Exercise:
Find the lines holding "Troad" and copy them.

Saved entries:
--- Start ---

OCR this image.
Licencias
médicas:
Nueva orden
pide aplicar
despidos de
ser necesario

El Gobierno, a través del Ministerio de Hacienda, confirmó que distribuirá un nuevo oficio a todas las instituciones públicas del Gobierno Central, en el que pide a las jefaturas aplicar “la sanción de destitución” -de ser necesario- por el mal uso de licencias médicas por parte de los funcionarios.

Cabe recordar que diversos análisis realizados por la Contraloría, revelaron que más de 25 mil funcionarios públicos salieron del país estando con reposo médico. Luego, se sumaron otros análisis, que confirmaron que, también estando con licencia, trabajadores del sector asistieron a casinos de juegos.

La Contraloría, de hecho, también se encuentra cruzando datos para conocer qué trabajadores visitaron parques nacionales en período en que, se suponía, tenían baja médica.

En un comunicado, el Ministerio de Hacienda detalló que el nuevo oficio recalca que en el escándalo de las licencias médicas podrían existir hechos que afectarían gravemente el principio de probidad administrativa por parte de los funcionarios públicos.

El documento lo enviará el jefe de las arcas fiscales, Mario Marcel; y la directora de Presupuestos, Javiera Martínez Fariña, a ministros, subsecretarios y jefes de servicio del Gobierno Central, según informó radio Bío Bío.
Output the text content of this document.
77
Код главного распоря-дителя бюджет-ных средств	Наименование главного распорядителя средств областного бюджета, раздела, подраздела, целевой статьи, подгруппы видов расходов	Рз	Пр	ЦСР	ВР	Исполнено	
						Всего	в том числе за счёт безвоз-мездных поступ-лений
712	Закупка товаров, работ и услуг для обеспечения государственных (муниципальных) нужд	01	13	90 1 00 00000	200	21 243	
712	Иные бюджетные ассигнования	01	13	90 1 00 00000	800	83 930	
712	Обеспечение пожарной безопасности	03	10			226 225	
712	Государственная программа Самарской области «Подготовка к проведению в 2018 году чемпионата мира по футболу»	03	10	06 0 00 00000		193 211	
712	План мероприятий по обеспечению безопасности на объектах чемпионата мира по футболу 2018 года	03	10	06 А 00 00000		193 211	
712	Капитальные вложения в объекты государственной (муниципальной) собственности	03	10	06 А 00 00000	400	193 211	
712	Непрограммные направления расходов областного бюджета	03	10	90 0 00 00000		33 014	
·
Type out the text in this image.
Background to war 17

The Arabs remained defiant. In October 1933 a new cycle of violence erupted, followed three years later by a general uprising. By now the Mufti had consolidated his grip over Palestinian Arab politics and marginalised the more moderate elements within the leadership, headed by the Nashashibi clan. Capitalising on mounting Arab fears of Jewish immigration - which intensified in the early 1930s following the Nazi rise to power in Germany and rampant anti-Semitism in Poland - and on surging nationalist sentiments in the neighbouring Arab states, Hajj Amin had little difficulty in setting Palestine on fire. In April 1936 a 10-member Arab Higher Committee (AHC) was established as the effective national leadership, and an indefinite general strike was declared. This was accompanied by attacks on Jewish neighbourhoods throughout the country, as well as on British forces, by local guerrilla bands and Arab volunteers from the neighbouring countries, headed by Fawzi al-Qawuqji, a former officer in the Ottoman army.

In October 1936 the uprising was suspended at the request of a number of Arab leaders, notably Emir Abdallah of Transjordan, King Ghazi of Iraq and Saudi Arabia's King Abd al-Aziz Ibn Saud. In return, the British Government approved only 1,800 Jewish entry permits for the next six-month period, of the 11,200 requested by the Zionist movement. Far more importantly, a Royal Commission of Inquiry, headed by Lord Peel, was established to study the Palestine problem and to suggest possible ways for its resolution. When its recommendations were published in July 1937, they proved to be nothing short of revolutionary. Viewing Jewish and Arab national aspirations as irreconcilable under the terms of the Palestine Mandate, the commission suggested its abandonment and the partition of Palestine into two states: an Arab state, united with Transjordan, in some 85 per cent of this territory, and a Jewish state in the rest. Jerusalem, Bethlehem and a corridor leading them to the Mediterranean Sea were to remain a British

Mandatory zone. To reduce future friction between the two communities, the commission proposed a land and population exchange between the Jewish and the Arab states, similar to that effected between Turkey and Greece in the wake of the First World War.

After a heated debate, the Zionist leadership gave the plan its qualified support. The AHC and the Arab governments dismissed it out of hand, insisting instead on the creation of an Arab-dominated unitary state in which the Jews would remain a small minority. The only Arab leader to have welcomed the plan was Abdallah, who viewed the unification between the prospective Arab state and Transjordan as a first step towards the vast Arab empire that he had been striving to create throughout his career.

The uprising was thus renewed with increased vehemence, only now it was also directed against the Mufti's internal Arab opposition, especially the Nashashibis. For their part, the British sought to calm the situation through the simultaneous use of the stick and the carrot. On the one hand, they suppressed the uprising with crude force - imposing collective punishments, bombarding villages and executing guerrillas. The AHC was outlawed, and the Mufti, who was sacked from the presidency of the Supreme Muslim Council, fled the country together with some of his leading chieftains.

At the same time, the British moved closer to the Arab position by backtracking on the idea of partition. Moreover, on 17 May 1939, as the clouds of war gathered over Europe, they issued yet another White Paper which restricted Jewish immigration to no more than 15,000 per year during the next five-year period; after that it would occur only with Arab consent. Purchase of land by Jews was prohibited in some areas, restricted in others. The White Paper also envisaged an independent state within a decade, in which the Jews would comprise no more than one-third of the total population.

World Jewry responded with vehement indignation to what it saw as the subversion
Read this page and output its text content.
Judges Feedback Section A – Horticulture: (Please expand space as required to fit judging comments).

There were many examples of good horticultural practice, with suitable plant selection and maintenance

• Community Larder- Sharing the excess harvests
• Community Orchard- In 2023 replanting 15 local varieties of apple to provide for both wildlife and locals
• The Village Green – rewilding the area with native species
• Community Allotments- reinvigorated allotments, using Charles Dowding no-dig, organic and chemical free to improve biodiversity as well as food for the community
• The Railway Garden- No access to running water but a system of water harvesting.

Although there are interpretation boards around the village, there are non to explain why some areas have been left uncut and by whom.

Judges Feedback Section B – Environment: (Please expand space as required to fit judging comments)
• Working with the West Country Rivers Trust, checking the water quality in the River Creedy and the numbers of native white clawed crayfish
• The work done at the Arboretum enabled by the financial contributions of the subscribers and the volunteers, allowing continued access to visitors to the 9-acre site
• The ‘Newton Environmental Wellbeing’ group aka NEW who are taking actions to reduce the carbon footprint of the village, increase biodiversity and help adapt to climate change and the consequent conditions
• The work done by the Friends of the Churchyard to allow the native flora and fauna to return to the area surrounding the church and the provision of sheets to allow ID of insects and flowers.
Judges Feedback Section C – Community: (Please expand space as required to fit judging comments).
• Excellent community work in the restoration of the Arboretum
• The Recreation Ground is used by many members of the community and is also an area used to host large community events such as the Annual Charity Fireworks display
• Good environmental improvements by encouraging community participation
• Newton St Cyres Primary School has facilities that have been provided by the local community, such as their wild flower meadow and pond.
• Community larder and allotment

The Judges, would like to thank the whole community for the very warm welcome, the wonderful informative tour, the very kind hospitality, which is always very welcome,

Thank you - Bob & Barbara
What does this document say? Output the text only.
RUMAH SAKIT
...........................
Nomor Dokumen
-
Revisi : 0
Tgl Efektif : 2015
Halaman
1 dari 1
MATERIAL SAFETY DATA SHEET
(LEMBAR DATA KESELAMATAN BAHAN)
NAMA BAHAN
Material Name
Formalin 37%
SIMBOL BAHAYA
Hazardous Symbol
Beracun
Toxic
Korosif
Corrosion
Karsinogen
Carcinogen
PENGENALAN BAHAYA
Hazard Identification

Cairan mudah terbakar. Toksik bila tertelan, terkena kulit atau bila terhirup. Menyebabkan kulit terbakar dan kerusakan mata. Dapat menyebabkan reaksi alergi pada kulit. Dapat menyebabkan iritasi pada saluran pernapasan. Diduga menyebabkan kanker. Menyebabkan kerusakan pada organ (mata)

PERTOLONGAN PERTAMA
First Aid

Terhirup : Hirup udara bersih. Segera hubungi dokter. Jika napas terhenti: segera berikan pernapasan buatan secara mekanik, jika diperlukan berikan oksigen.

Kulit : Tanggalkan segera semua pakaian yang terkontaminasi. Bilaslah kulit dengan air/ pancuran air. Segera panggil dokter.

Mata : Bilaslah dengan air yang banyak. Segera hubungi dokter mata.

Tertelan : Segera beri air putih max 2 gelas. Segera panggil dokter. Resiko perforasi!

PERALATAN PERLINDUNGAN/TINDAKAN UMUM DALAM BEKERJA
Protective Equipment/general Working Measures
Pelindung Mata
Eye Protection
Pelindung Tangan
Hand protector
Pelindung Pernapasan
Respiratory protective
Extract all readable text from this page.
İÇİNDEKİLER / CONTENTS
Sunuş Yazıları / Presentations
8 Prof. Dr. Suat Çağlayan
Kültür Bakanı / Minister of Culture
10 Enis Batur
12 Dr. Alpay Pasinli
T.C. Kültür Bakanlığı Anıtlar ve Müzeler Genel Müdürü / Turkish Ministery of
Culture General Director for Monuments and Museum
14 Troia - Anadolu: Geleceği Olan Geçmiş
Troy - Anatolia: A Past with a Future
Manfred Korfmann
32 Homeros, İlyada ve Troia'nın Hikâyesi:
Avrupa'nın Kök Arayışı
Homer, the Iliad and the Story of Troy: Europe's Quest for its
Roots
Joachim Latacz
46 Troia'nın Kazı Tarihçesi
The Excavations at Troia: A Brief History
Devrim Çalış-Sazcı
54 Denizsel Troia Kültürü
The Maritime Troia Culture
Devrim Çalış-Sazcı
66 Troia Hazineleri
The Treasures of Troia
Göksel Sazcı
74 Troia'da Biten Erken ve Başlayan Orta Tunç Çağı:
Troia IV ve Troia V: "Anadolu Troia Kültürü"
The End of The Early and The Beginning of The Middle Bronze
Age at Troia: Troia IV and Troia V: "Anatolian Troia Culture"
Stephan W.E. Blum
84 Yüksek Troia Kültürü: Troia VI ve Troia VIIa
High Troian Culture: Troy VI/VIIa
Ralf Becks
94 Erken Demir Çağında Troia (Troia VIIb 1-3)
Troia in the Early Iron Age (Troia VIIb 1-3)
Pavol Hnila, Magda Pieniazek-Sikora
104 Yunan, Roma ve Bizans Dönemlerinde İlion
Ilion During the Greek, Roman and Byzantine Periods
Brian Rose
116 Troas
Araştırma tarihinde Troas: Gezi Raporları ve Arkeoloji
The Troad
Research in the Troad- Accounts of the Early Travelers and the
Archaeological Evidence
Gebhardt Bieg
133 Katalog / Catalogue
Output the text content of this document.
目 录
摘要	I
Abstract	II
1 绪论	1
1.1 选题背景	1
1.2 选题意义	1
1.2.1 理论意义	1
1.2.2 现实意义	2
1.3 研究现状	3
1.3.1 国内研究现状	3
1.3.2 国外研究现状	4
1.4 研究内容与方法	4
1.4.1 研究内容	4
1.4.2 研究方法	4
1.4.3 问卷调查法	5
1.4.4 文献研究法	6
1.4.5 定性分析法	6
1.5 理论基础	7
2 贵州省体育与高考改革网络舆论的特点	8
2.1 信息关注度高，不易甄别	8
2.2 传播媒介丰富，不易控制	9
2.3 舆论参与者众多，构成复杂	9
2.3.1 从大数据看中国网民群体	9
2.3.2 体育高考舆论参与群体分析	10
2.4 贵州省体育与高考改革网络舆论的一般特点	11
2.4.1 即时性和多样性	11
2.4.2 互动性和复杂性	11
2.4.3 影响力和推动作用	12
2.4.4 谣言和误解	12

--- End ---

Full output:
The Troad
Research in the Troad- Accounts of the Early Travelers and the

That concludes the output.